↓

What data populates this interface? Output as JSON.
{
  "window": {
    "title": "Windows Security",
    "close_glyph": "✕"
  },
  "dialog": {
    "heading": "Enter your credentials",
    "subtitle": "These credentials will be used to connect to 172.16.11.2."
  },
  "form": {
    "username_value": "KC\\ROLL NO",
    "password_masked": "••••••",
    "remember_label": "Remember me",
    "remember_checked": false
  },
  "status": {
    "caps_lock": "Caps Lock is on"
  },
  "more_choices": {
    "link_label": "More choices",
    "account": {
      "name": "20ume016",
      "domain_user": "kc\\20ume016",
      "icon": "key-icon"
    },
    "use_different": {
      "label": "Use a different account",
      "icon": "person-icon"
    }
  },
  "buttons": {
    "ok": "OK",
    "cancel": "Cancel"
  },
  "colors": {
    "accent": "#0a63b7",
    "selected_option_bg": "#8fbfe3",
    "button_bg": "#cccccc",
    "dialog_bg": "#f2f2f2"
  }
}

↑

*Your goal*. All of the entries should be written out again exactly.

*Answer for the task*.
What data populates this interface? Output as JSON.
{
  "window": {
    "title": "Windows Security",
    "close_glyph": "✕"
  },
  "dialog": {
    "heading": "Enter your credentials",
    "subtitle": "These credentials will be used to connect to 172.16.11.2."
  },
  "form": {
    "username_value": "KC\\ROLL NO",
    "password_masked": "••••••",
    "remember_label": "Remember me",
    "remember_checked": false
  },
  "status": {
    "caps_lock": "Caps Lock is on"
  },
  "more_choices": {
    "link_label": "More choices",
    "account": {
      "name": "20ume016",
      "domain_user": "kc\\20ume016",
      "icon": "key-icon"
    },
    "use_different": {
      "label": "Use a different account",
      "icon": "person-icon"
    }
  },
  "buttons": {
    "ok": "OK",
    "cancel": "Cancel"
  },
  "colors": {
    "accent": "#0a63b7",
    "selected_option_bg": "#8fbfe3",
    "button_bg": "#cccccc",
    "dialog_bg": "#f2f2f2"
  }
}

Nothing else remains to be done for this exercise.